>> start

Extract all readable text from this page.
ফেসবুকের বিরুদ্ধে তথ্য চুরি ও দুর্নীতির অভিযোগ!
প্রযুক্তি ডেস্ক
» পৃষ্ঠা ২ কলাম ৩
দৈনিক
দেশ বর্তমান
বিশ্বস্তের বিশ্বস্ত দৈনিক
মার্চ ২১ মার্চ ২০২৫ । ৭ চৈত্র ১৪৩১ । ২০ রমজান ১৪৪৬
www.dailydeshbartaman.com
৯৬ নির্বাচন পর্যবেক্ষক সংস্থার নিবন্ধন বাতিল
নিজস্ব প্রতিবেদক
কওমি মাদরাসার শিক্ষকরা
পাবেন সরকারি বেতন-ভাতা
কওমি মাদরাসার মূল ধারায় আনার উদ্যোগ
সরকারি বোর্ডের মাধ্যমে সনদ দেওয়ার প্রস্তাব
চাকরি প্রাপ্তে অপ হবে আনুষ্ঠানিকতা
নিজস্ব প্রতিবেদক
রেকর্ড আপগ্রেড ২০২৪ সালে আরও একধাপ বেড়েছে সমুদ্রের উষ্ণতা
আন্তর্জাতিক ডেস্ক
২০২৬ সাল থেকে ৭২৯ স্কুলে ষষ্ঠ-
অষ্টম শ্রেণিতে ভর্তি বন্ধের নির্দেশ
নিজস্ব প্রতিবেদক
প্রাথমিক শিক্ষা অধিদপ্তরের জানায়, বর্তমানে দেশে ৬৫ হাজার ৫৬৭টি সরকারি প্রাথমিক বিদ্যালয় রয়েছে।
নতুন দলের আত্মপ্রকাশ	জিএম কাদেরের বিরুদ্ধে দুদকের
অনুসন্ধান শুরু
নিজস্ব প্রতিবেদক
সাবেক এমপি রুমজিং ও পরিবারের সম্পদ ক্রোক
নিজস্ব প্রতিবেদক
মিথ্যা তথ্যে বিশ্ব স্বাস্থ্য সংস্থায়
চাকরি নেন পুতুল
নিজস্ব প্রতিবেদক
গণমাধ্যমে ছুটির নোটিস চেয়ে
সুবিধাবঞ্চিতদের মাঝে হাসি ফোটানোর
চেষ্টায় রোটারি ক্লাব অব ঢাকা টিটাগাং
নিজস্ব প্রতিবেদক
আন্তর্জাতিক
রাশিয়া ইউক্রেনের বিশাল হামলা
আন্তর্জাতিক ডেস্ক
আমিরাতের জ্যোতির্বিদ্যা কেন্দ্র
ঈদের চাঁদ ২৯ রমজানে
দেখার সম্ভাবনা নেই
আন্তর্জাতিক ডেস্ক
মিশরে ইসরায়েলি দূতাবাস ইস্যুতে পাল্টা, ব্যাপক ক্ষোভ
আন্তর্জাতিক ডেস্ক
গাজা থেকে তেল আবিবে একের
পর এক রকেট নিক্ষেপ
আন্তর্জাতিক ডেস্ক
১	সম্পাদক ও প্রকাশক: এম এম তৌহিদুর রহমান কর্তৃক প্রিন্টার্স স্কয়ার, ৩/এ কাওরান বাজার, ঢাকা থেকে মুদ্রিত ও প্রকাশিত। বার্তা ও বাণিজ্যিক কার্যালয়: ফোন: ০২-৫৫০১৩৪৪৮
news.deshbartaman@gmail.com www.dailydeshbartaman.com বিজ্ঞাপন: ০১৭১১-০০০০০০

>> end

_Problem to solve_
Your task is to output all of the data above word for word.

_Solved exercise_
Extract all readable text from this page.
ফেসবুকের বিরুদ্ধে তথ্য চুরি ও দুর্নীতির অভিযোগ!
প্রযুক্তি ডেস্ক
» পৃষ্ঠা ২ কলাম ৩
দৈনিক
দেশ বর্তমান
বিশ্বস্তের বিশ্বস্ত দৈনিক
মার্চ ২১ মার্চ ২০২৫ । ৭ চৈত্র ১৪৩১ । ২০ রমজান ১৪৪৬
www.dailydeshbartaman.com
৯৬ নির্বাচন পর্যবেক্ষক সংস্থার নিবন্ধন বাতিল
নিজস্ব প্রতিবেদক
কওমি মাদরাসার শিক্ষকরা
পাবেন সরকারি বেতন-ভাতা
কওমি মাদরাসার মূল ধারায় আনার উদ্যোগ
সরকারি বোর্ডের মাধ্যমে সনদ দেওয়ার প্রস্তাব
চাকরি প্রাপ্তে অপ হবে আনুষ্ঠানিকতা
নিজস্ব প্রতিবেদক
রেকর্ড আপগ্রেড ২০২৪ সালে আরও একধাপ বেড়েছে সমুদ্রের উষ্ণতা
আন্তর্জাতিক ডেস্ক
২০২৬ সাল থেকে ৭২৯ স্কুলে ষষ্ঠ-
অষ্টম শ্রেণিতে ভর্তি বন্ধের নির্দেশ
নিজস্ব প্রতিবেদক
প্রাথমিক শিক্ষা অধিদপ্তরের জানায়, বর্তমানে দেশে ৬৫ হাজার ৫৬৭টি সরকারি প্রাথমিক বিদ্যালয় রয়েছে।
নতুন দলের আত্মপ্রকাশ	জিএম কাদেরের বিরুদ্ধে দুদকের
অনুসন্ধান শুরু
নিজস্ব প্রতিবেদক
সাবেক এমপি রুমজিং ও পরিবারের সম্পদ ক্রোক
নিজস্ব প্রতিবেদক
মিথ্যা তথ্যে বিশ্ব স্বাস্থ্য সংস্থায়
চাকরি নেন পুতুল
নিজস্ব প্রতিবেদক
গণমাধ্যমে ছুটির নোটিস চেয়ে
সুবিধাবঞ্চিতদের মাঝে হাসি ফোটানোর
চেষ্টায় রোটারি ক্লাব অব ঢাকা টিটাগাং
নিজস্ব প্রতিবেদক
আন্তর্জাতিক
রাশিয়া ইউক্রেনের বিশাল হামলা
আন্তর্জাতিক ডেস্ক
আমিরাতের জ্যোতির্বিদ্যা কেন্দ্র
ঈদের চাঁদ ২৯ রমজানে
দেখার সম্ভাবনা নেই
আন্তর্জাতিক ডেস্ক
মিশরে ইসরায়েলি দূতাবাস ইস্যুতে পাল্টা, ব্যাপক ক্ষোভ
আন্তর্জাতিক ডেস্ক
গাজা থেকে তেল আবিবে একের
পর এক রকেট নিক্ষেপ
আন্তর্জাতিক ডেস্ক
১	সম্পাদক ও প্রকাশক: এম এম তৌহিদুর রহমান কর্তৃক প্রিন্টার্স স্কয়ার, ৩/এ কাওরান বাজার, ঢাকা থেকে মুদ্রিত ও প্রকাশিত। বার্তা ও বাণিজ্যিক কার্যালয়: ফোন: ০২-৫৫০১৩৪৪৮
news.deshbartaman@gmail.com www.dailydeshbartaman.com বিজ্ঞাপন: ০১৭১১-০০০০০০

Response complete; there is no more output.